* _What this task involves_
Transcribe each line of the records below exactly, excluding any embedded images.

* _Dataset records_

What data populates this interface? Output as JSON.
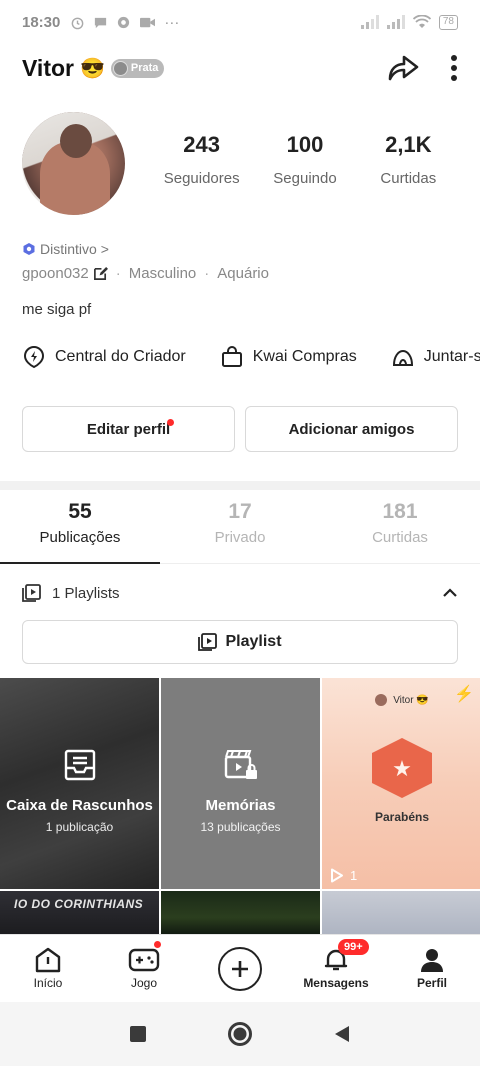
{
  "status_bar": {
    "time": "18:30",
    "battery": "78"
  },
  "profile": {
    "name": "Vitor",
    "emoji": "😎",
    "rank_label": "Prata",
    "stats": [
      {
        "value": "243",
        "label": "Seguidores"
      },
      {
        "value": "100",
        "label": "Seguindo"
      },
      {
        "value": "2,1K",
        "label": "Curtidas"
      }
    ],
    "badge_link": "Distintivo",
    "badge_chevron": ">",
    "username": "gpoon032",
    "gender": "Masculino",
    "sign": "Aquário",
    "separator": "·",
    "bio": "me siga pf"
  },
  "shortcuts": [
    {
      "label": "Central do Criador",
      "icon": "lightning-pin-icon"
    },
    {
      "label": "Kwai Compras",
      "icon": "shopping-bag-icon"
    },
    {
      "label": "Juntar-s",
      "icon": "tent-icon"
    }
  ],
  "buttons": {
    "edit_profile": "Editar perfil",
    "add_friends": "Adicionar amigos"
  },
  "tabs": [
    {
      "count": "55",
      "label": "Publicações",
      "active": true
    },
    {
      "count": "17",
      "label": "Privado",
      "active": false
    },
    {
      "count": "181",
      "label": "Curtidas",
      "active": false
    }
  ],
  "playlist": {
    "row_label": "1 Playlists",
    "button_label": "Playlist"
  },
  "grid": {
    "drafts": {
      "title": "Caixa de Rascunhos",
      "sub": "1 publicação"
    },
    "memories": {
      "title": "Memórias",
      "sub": "13 publicações"
    },
    "video": {
      "header_name": "Vitor 😎",
      "title": "Parabéns",
      "play_count": "1"
    },
    "row2_text": "IO DO CORINTHIANS"
  },
  "bottom_nav": {
    "inicio": "Início",
    "jogo": "Jogo",
    "mensagens": "Mensagens",
    "mensagens_badge": "99+",
    "perfil": "Perfil"
  },
  "colors": {
    "accent_red": "#ff2b2b",
    "badge_blue": "#5b6ee1"
  }
}
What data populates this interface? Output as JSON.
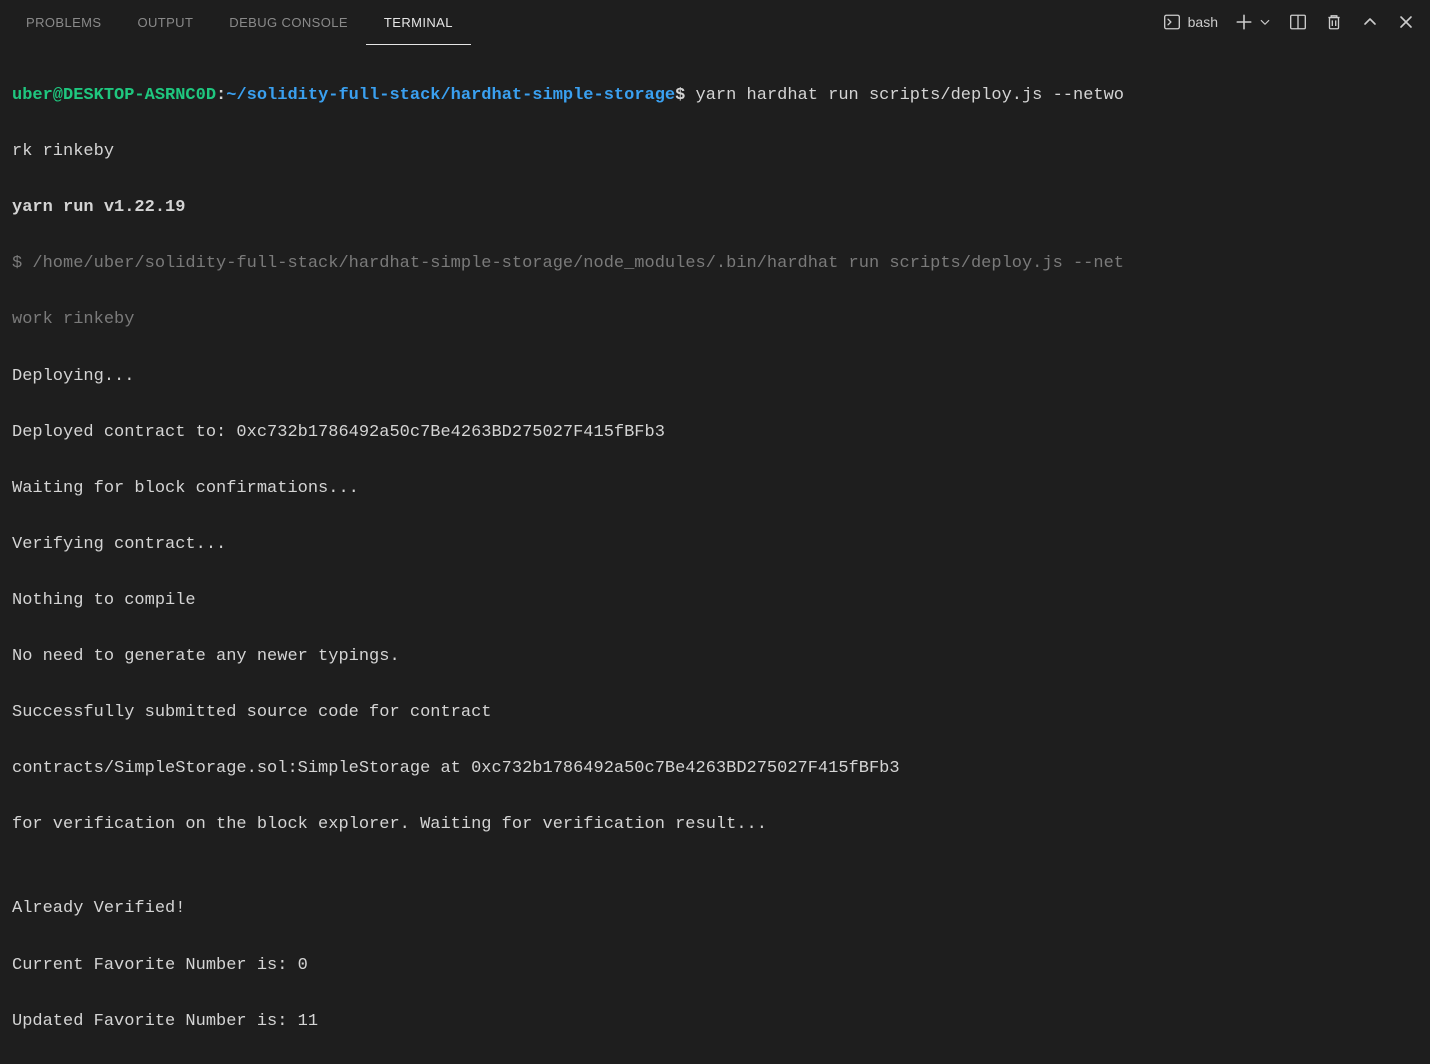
{
  "tabs": {
    "problems": "PROBLEMS",
    "output": "OUTPUT",
    "debug_console": "DEBUG CONSOLE",
    "terminal": "TERMINAL"
  },
  "toolbar": {
    "shell_name": "bash"
  },
  "terminal": {
    "prompt": {
      "user": "uber@DESKTOP-ASRNC0D",
      "sep": ":",
      "path": "~/solidity-full-stack/hardhat-simple-storage",
      "dollar": "$"
    },
    "command_part1": " yarn hardhat run scripts/deploy.js --netwo",
    "command_part2": "rk rinkeby",
    "yarn_line": "yarn run v1.22.19",
    "sub_prefix": "$ ",
    "sub_cmd_part1": "/home/uber/solidity-full-stack/hardhat-simple-storage/node_modules/.bin/hardhat run scripts/deploy.js --net",
    "sub_cmd_part2": "work rinkeby",
    "out_deploying": "Deploying...",
    "out_deployed": "Deployed contract to: 0xc732b1786492a50c7Be4263BD275027F415fBFb3",
    "out_waiting": "Waiting for block confirmations...",
    "out_verifying": "Verifying contract...",
    "out_nothing": "Nothing to compile",
    "out_typings": "No need to generate any newer typings.",
    "out_submitted": "Successfully submitted source code for contract",
    "out_contract_path": "contracts/SimpleStorage.sol:SimpleStorage at 0xc732b1786492a50c7Be4263BD275027F415fBFb3",
    "out_for_verif": "for verification on the block explorer. Waiting for verification result...",
    "out_blank": "",
    "out_already": "Already Verified!",
    "out_current": "Current Favorite Number is: 0",
    "out_updated": "Updated Favorite Number is: 11"
  }
}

* _Answer for this exercise_
What data populates this interface? Output as JSON.
{
  "status_bar": {
    "time": "18:30",
    "battery": "78"
  },
  "profile": {
    "name": "Vitor",
    "emoji": "😎",
    "rank_label": "Prata",
    "stats": [
      {
        "value": "243",
        "label": "Seguidores"
      },
      {
        "value": "100",
        "label": "Seguindo"
      },
      {
        "value": "2,1K",
        "label": "Curtidas"
      }
    ],
    "badge_link": "Distintivo",
    "badge_chevron": ">",
    "username": "gpoon032",
    "gender": "Masculino",
    "sign": "Aquário",
    "separator": "·",
    "bio": "me siga pf"
  },
  "shortcuts": [
    {
      "label": "Central do Criador",
      "icon": "lightning-pin-icon"
    },
    {
      "label": "Kwai Compras",
      "icon": "shopping-bag-icon"
    },
    {
      "label": "Juntar-s",
      "icon": "tent-icon"
    }
  ],
  "buttons": {
    "edit_profile": "Editar perfil",
    "add_friends": "Adicionar amigos"
  },
  "tabs": [
    {
      "count": "55",
      "label": "Publicações",
      "active": true
    },
    {
      "count": "17",
      "label": "Privado",
      "active": false
    },
    {
      "count": "181",
      "label": "Curtidas",
      "active": false
    }
  ],
  "playlist": {
    "row_label": "1 Playlists",
    "button_label": "Playlist"
  },
  "grid": {
    "drafts": {
      "title": "Caixa de Rascunhos",
      "sub": "1 publicação"
    },
    "memories": {
      "title": "Memórias",
      "sub": "13 publicações"
    },
    "video": {
      "header_name": "Vitor 😎",
      "title": "Parabéns",
      "play_count": "1"
    },
    "row2_text": "IO DO CORINTHIANS"
  },
  "bottom_nav": {
    "inicio": "Início",
    "jogo": "Jogo",
    "mensagens": "Mensagens",
    "mensagens_badge": "99+",
    "perfil": "Perfil"
  },
  "colors": {
    "accent_red": "#ff2b2b",
    "badge_blue": "#5b6ee1"
  }
}
What data populates this interface? Output as JSON.
{
  "tabs": {
    "problems": "PROBLEMS",
    "output": "OUTPUT",
    "debug_console": "DEBUG CONSOLE",
    "terminal": "TERMINAL"
  },
  "toolbar": {
    "shell_name": "bash"
  },
  "terminal": {
    "prompt": {
      "user": "uber@DESKTOP-ASRNC0D",
      "sep": ":",
      "path": "~/solidity-full-stack/hardhat-simple-storage",
      "dollar": "$"
    },
    "command_part1": " yarn hardhat run scripts/deploy.js --netwo",
    "command_part2": "rk rinkeby",
    "yarn_line": "yarn run v1.22.19",
    "sub_prefix": "$ ",
    "sub_cmd_part1": "/home/uber/solidity-full-stack/hardhat-simple-storage/node_modules/.bin/hardhat run scripts/deploy.js --net",
    "sub_cmd_part2": "work rinkeby",
    "out_deploying": "Deploying...",
    "out_deployed": "Deployed contract to: 0xc732b1786492a50c7Be4263BD275027F415fBFb3",
    "out_waiting": "Waiting for block confirmations...",
    "out_verifying": "Verifying contract...",
    "out_nothing": "Nothing to compile",
    "out_typings": "No need to generate any newer typings.",
    "out_submitted": "Successfully submitted source code for contract",
    "out_contract_path": "contracts/SimpleStorage.sol:SimpleStorage at 0xc732b1786492a50c7Be4263BD275027F415fBFb3",
    "out_for_verif": "for verification on the block explorer. Waiting for verification result...",
    "out_blank": "",
    "out_already": "Already Verified!",
    "out_current": "Current Favorite Number is: 0",
    "out_updated": "Updated Favorite Number is: 11"
  }
}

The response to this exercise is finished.